In the excerpt on type systems, what does Dependent ML limit the sort of equality it can decide to?

**Excerpt to read**
::::::::::

The term "polymorphism" refers to the ability of code (in particular, methods or classes) to act on values of multiple types, or to the ability of different instances of the same data structure to contain elements of different types. Type systems that allow polymorphism generally do so in order to improve the potential for code re-use: in a language with polymorphism, programmers need only implement a data structure such as a list or an associative array once, rather than once for each type of element with which they plan to use it. For this reason computer scientists sometimes call the use of certain forms of polymorphism generic programming. The type-theoretic foundations of polymorphism are closely related to those of abstraction, modularity and (in some cases) subtyping.

### Duck typing

In "duck typing",[14] a statement calling a method m on an object does not rely on the declared type of the object; only that the object, of whatever type, must supply an implementation of the method called, when called, at run-time.

Duck typing differs from structural typing in that, if the part (of the whole module structure) needed for a given local computation is present at runtime, the duck type system is satisfied in its type identity analysis. On the other hand, a structural type system would require the analysis of the whole module structure at compile time to determine type identity or type dependence.

Duck typing differs from a nominative type system in a number of aspects. The most prominent ones are that for duck typing, type information is determined at runtime (as contrasted to compile time), and the name of the type is irrelevant to determine type identity or type dependence; only partial structure information is required for that for a given point in the program execution.

Duck typing uses the premise that (referring to a value) "if it walks like a duck, and quacks like a duck, then it is a duck" (this is a reference to the duck test that is attributed to James Whitcomb Riley). The term may have been coined[citation needed] by Alex Martelli in a 2000 message[15] to the comp.lang.python newsgroup (see Python).

Duck typing has been demonstrated to increase programmer productivity in a controlled experiment.[16][not in citation given]

## Specialized type systems

Many type systems have been created that are specialized for use in certain environments with certain types of data, or for out-of-band static program analysis. Frequently, these are based on ideas from formal type theory and are only available as part of prototype research systems.

### Dependent types

Dependent types are based on the idea of using scalars or values to more precisely describe the type of some other value. For example, $matrix(3, 3)$ might be the type of a 3×3 matrix. We can then define typing rules such as the following rule for matrix multiplication:

$matrix_{multiply} : matrix(k, m) \times matrix(m, n) \to matrix(k, n)$

where $k$, $m$, $n$ are arbitrary positive integer values. A variant of ML called Dependent ML has been created based on this type system, but because type checking for conventional dependent types is undecidable, not all programs using them can be type-checked without some kind of limits. Dependent ML limits the sort of equality it can decide to Presburger arithmetic.

::::::::::

**Material shown**

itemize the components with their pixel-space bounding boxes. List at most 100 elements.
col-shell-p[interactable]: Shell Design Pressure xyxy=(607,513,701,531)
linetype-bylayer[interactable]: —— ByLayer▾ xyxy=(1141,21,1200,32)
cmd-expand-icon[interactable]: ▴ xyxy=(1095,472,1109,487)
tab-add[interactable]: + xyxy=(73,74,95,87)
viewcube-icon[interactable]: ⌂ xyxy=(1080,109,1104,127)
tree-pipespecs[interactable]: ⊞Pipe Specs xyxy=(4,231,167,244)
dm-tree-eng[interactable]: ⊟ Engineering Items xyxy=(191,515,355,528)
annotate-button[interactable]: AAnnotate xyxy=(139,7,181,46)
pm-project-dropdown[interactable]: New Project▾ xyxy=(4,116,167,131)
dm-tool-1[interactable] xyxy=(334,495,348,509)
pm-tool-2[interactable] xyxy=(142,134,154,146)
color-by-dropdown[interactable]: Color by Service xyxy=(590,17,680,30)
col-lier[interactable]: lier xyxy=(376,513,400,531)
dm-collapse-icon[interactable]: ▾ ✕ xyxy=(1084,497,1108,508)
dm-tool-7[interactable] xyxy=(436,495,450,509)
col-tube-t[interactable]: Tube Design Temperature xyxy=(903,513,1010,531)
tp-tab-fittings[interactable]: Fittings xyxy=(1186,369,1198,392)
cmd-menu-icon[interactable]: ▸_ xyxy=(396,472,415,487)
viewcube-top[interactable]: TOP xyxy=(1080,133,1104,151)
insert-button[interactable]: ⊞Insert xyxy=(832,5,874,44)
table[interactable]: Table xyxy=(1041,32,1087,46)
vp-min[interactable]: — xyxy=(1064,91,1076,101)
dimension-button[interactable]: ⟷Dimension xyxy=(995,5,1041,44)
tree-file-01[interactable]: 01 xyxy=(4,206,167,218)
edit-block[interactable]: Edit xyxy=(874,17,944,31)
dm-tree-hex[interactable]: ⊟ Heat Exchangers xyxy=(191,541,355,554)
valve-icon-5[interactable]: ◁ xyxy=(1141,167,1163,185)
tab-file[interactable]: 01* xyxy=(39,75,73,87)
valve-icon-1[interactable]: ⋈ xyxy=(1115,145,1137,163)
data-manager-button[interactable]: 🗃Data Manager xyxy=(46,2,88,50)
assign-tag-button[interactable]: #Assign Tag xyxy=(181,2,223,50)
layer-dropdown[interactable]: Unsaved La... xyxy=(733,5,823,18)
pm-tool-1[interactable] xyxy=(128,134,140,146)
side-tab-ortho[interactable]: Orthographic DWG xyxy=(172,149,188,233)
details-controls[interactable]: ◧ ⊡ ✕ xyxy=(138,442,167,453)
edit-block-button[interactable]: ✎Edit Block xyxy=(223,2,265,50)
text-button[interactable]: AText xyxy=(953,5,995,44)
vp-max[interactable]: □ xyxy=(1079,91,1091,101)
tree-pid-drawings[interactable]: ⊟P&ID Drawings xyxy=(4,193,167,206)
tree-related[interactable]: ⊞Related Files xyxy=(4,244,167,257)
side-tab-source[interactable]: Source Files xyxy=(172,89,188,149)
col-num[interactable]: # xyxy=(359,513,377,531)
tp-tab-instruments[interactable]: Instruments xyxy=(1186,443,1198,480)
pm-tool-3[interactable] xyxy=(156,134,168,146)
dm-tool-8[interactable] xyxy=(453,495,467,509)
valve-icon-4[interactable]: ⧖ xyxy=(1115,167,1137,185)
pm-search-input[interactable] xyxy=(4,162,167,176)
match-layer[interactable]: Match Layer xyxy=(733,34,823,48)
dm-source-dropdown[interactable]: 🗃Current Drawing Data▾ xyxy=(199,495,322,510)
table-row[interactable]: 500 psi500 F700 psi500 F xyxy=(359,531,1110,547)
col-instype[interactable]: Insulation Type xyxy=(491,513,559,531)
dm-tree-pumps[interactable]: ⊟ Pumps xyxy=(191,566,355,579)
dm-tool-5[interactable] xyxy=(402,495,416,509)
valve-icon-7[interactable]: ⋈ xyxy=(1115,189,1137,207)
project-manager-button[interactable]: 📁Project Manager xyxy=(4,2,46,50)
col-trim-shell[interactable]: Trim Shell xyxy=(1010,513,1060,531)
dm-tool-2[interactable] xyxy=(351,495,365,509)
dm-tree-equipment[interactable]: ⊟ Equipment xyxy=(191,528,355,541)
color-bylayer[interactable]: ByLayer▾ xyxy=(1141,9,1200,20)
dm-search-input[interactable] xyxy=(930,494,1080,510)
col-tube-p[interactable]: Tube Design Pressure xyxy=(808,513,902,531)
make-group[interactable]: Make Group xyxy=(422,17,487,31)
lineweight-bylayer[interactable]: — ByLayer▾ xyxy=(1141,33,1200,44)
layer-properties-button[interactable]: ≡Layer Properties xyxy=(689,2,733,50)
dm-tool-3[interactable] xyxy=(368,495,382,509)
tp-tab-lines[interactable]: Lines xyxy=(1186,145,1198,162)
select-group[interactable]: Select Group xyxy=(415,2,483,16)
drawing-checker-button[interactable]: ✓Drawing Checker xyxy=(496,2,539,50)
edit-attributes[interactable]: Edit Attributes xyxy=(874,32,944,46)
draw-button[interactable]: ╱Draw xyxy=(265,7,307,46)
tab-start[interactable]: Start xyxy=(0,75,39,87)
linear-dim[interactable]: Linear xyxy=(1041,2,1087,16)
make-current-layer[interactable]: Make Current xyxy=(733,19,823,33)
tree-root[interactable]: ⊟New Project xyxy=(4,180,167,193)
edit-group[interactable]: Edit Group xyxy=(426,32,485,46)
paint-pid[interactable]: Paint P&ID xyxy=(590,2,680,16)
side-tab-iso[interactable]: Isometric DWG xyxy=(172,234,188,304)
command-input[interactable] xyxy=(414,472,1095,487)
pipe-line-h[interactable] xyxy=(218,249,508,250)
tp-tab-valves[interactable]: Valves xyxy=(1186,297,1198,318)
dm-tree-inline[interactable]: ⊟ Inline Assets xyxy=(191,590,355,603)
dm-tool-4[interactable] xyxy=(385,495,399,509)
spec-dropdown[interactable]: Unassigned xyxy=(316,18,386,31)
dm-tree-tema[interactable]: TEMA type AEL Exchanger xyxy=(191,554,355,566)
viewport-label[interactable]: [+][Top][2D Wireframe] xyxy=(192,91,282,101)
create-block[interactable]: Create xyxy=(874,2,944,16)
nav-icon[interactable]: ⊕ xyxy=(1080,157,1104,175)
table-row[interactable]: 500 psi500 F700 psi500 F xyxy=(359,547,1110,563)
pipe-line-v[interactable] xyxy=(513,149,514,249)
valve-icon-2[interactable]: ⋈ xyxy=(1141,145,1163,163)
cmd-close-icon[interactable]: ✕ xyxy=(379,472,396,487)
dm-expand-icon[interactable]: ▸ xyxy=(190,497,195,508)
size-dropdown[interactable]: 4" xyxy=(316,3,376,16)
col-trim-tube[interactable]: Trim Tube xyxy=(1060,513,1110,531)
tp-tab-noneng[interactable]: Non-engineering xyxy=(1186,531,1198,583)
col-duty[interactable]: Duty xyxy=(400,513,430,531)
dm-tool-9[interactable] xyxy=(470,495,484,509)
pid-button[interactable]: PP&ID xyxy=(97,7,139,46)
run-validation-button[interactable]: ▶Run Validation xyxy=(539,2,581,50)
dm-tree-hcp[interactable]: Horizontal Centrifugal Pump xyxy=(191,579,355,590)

::::::::::

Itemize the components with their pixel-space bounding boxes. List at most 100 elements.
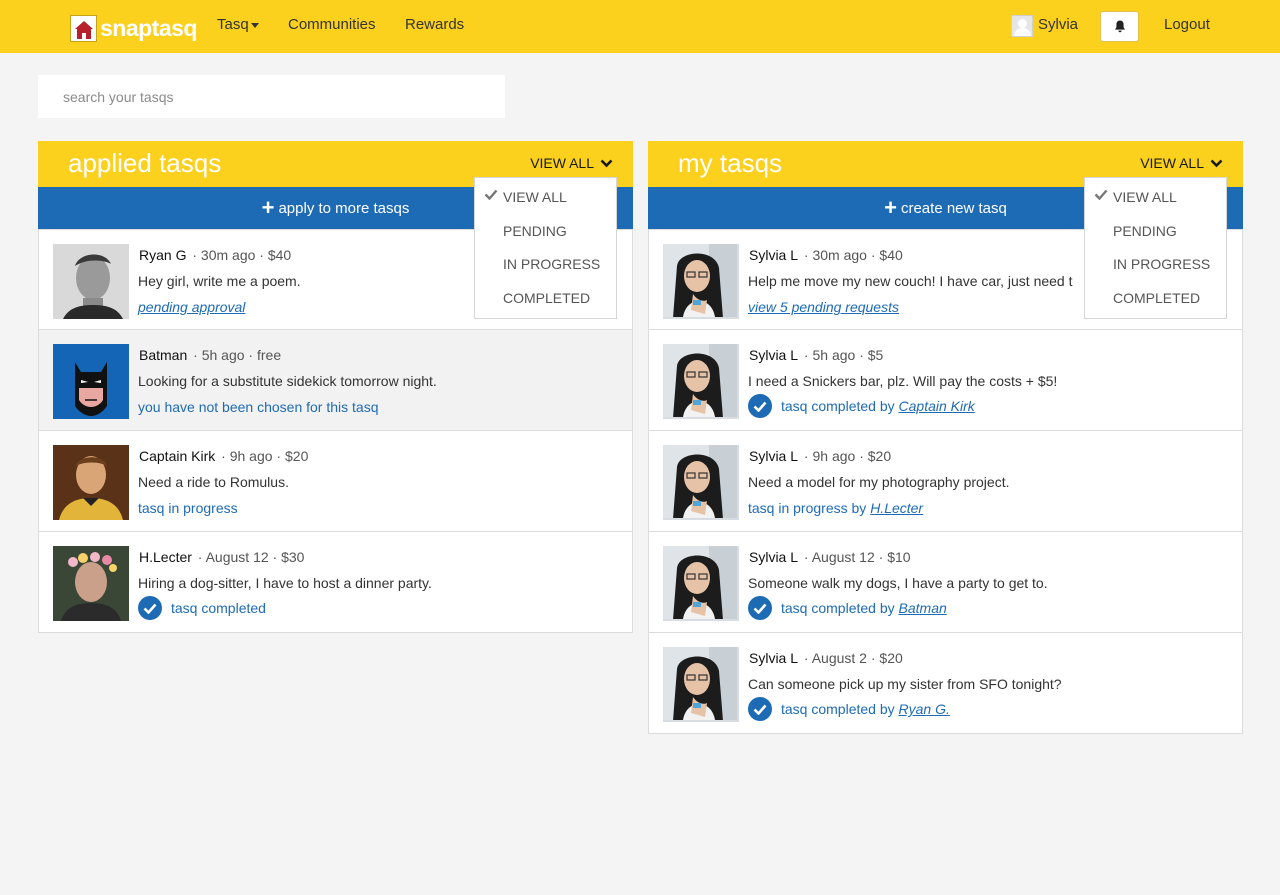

::::::::::

**Response below**
Presburger arithmetic.